---------- MATERIALS PROVIDED

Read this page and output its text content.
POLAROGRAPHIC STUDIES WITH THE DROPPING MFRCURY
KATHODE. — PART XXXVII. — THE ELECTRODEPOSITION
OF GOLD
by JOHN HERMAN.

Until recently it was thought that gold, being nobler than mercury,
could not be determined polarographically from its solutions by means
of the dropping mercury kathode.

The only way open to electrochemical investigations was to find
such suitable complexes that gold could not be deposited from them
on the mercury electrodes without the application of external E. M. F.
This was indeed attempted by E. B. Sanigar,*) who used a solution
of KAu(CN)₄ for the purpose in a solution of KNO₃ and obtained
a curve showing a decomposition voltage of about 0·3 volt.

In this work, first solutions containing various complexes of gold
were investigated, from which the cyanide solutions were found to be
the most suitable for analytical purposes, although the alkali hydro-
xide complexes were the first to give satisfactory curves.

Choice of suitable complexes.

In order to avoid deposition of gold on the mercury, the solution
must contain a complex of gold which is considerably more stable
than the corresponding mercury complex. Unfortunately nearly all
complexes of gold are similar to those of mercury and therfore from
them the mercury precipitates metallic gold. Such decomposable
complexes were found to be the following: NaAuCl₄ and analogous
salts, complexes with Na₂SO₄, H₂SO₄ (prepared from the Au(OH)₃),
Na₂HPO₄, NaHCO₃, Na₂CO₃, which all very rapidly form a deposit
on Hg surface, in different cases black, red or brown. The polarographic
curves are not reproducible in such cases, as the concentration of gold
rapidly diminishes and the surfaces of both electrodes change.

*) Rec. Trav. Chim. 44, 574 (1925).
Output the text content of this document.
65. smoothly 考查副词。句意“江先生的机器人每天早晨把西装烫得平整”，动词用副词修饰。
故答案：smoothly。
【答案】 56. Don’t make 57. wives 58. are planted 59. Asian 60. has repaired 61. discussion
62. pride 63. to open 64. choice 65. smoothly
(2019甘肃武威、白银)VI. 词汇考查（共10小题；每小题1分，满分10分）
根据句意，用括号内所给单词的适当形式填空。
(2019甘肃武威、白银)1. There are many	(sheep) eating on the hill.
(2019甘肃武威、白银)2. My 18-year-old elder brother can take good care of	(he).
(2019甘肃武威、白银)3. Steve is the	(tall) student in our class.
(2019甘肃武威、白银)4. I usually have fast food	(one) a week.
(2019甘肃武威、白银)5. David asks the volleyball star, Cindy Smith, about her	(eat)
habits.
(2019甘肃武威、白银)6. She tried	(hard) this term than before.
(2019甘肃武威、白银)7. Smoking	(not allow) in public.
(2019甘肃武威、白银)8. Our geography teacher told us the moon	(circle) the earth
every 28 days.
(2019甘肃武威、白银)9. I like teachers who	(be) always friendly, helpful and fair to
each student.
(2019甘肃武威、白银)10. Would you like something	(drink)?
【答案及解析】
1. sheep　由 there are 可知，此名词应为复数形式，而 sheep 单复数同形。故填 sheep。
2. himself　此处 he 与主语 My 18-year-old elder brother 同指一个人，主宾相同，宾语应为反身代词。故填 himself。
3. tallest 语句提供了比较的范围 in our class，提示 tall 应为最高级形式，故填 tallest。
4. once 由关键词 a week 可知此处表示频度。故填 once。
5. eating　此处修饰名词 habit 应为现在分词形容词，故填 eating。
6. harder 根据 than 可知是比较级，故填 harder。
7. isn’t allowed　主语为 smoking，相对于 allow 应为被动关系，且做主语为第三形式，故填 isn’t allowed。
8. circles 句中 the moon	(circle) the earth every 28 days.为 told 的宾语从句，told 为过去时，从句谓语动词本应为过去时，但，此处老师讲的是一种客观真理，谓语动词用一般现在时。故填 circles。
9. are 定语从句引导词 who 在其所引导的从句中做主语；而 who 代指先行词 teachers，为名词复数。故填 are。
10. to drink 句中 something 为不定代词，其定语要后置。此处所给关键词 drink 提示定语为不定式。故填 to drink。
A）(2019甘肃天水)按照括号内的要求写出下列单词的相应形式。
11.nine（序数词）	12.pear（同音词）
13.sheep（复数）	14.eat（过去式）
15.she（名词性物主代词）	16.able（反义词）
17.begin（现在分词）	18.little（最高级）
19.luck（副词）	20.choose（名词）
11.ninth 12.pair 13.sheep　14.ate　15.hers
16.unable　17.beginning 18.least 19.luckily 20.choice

--------------------

### WHAT TO PRODUCE
Transcribe the whole listing with nothing added or left out.

### OUTPUT FOR THIS TASK
Read this page and output its text content.
POLAROGRAPHIC STUDIES WITH THE DROPPING MFRCURY
KATHODE. — PART XXXVII. — THE ELECTRODEPOSITION
OF GOLD
by JOHN HERMAN.

Until recently it was thought that gold, being nobler than mercury,
could not be determined polarographically from its solutions by means
of the dropping mercury kathode.

The only way open to electrochemical investigations was to find
such suitable complexes that gold could not be deposited from them
on the mercury electrodes without the application of external E. M. F.
This was indeed attempted by E. B. Sanigar,*) who used a solution
of KAu(CN)₄ for the purpose in a solution of KNO₃ and obtained
a curve showing a decomposition voltage of about 0·3 volt.

In this work, first solutions containing various complexes of gold
were investigated, from which the cyanide solutions were found to be
the most suitable for analytical purposes, although the alkali hydro-
xide complexes were the first to give satisfactory curves.

Choice of suitable complexes.

In order to avoid deposition of gold on the mercury, the solution
must contain a complex of gold which is considerably more stable
than the corresponding mercury complex. Unfortunately nearly all
complexes of gold are similar to those of mercury and therfore from
them the mercury precipitates metallic gold. Such decomposable
complexes were found to be the following: NaAuCl₄ and analogous
salts, complexes with Na₂SO₄, H₂SO₄ (prepared from the Au(OH)₃),
Na₂HPO₄, NaHCO₃, Na₂CO₃, which all very rapidly form a deposit
on Hg surface, in different cases black, red or brown. The polarographic
curves are not reproducible in such cases, as the concentration of gold
rapidly diminishes and the surfaces of both electrodes change.

*) Rec. Trav. Chim. 44, 574 (1925).
Output the text content of this document.
65. smoothly 考查副词。句意“江先生的机器人每天早晨把西装烫得平整”，动词用副词修饰。
故答案：smoothly。
【答案】 56. Don’t make 57. wives 58. are planted 59. Asian 60. has repaired 61. discussion
62. pride 63. to open 64. choice 65. smoothly
(2019甘肃武威、白银)VI. 词汇考查（共10小题；每小题1分，满分10分）
根据句意，用括号内所给单词的适当形式填空。
(2019甘肃武威、白银)1. There are many	(sheep) eating on the hill.
(2019甘肃武威、白银)2. My 18-year-old elder brother can take good care of	(he).
(2019甘肃武威、白银)3. Steve is the	(tall) student in our class.
(2019甘肃武威、白银)4. I usually have fast food	(one) a week.
(2019甘肃武威、白银)5. David asks the volleyball star, Cindy Smith, about her	(eat)
habits.
(2019甘肃武威、白银)6. She tried	(hard) this term than before.
(2019甘肃武威、白银)7. Smoking	(not allow) in public.
(2019甘肃武威、白银)8. Our geography teacher told us the moon	(circle) the earth
every 28 days.
(2019甘肃武威、白银)9. I like teachers who	(be) always friendly, helpful and fair to
each student.
(2019甘肃武威、白银)10. Would you like something	(drink)?
【答案及解析】
1. sheep　由 there are 可知，此名词应为复数形式，而 sheep 单复数同形。故填 sheep。
2. himself　此处 he 与主语 My 18-year-old elder brother 同指一个人，主宾相同，宾语应为反身代词。故填 himself。
3. tallest 语句提供了比较的范围 in our class，提示 tall 应为最高级形式，故填 tallest。
4. once 由关键词 a week 可知此处表示频度。故填 once。
5. eating　此处修饰名词 habit 应为现在分词形容词，故填 eating。
6. harder 根据 than 可知是比较级，故填 harder。
7. isn’t allowed　主语为 smoking，相对于 allow 应为被动关系，且做主语为第三形式，故填 isn’t allowed。
8. circles 句中 the moon	(circle) the earth every 28 days.为 told 的宾语从句，told 为过去时，从句谓语动词本应为过去时，但，此处老师讲的是一种客观真理，谓语动词用一般现在时。故填 circles。
9. are 定语从句引导词 who 在其所引导的从句中做主语；而 who 代指先行词 teachers，为名词复数。故填 are。
10. to drink 句中 something 为不定代词，其定语要后置。此处所给关键词 drink 提示定语为不定式。故填 to drink。
A）(2019甘肃天水)按照括号内的要求写出下列单词的相应形式。
11.nine（序数词）	12.pear（同音词）
13.sheep（复数）	14.eat（过去式）
15.she（名词性物主代词）	16.able（反义词）
17.begin（现在分词）	18.little（最高级）
19.luck（副词）	20.choose（名词）
11.ninth 12.pair 13.sheep　14.ate　15.hers
16.unable　17.beginning 18.least 19.luckily 20.choice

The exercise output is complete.